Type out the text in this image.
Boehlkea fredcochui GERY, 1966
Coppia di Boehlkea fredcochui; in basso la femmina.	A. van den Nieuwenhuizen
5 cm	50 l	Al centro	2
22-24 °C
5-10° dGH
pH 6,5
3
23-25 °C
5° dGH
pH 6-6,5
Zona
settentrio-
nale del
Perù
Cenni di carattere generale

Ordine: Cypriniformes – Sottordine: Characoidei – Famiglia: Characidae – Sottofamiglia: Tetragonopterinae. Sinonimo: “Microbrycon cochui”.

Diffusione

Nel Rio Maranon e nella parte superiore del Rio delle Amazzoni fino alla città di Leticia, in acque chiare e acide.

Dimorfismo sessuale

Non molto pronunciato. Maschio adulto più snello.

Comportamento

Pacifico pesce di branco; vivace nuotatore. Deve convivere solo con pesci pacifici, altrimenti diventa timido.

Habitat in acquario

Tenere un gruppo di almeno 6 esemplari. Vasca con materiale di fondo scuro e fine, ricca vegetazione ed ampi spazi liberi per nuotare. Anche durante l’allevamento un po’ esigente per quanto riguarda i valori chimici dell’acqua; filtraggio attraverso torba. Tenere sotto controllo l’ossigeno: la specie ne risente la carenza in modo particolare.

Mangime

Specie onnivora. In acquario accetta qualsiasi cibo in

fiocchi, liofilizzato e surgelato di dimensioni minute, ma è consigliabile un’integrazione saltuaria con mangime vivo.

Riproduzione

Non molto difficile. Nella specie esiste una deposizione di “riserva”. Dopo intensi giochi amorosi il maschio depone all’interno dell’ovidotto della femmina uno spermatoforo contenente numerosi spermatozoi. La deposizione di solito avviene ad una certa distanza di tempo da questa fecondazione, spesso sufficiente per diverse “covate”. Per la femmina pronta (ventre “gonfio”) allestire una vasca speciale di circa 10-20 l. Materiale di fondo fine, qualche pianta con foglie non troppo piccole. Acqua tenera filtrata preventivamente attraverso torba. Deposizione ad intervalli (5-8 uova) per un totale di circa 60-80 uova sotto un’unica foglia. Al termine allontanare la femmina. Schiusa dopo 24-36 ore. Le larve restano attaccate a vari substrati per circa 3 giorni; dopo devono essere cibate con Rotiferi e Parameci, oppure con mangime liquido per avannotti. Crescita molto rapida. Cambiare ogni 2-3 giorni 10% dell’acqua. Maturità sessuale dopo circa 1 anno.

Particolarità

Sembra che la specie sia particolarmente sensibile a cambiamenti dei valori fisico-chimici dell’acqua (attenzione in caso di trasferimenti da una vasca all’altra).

• • • •

* Task statement: How many of the lines above include the word "sessuale"? Respond with the number alone.

* Answer for the task: 2